▶ [Data for the task]:
---
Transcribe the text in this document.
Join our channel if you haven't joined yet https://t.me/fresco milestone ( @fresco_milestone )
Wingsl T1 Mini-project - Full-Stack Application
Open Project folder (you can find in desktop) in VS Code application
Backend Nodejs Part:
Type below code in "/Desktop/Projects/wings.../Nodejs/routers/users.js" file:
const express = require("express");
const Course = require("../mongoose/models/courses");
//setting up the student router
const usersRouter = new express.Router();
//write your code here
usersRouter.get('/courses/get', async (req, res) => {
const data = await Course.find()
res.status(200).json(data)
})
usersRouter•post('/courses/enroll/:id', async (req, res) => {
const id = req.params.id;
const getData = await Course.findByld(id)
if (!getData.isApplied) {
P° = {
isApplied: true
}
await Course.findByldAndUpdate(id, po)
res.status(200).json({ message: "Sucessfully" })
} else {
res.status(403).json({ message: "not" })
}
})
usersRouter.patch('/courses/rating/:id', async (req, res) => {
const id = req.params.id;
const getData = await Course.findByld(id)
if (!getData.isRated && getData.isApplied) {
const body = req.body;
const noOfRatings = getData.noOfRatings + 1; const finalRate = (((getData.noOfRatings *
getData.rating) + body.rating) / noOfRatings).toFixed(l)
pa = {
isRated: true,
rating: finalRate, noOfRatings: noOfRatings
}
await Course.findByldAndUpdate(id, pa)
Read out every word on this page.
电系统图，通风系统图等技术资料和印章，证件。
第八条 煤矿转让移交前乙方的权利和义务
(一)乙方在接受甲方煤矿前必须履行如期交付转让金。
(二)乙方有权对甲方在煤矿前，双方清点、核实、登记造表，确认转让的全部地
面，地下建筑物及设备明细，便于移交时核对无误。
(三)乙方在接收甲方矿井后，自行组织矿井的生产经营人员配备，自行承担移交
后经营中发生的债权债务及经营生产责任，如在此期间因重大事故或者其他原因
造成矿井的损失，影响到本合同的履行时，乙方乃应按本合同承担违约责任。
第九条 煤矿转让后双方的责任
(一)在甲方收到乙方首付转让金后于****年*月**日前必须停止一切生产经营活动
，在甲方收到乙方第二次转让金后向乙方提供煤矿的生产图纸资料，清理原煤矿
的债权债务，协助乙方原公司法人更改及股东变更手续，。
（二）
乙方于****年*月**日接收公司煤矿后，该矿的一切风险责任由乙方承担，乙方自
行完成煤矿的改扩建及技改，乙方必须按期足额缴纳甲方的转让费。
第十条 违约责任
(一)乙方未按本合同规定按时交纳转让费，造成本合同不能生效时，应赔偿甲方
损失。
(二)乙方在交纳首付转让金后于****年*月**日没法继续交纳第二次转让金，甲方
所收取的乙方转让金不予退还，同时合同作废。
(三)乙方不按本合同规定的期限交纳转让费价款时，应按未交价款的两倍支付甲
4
---
▶ [What you need to do]: Identify the lines that hold the word "express". Copy every one of them.

▶ [Correct response]:
const express = require("express");
const usersRouter = new express.Router();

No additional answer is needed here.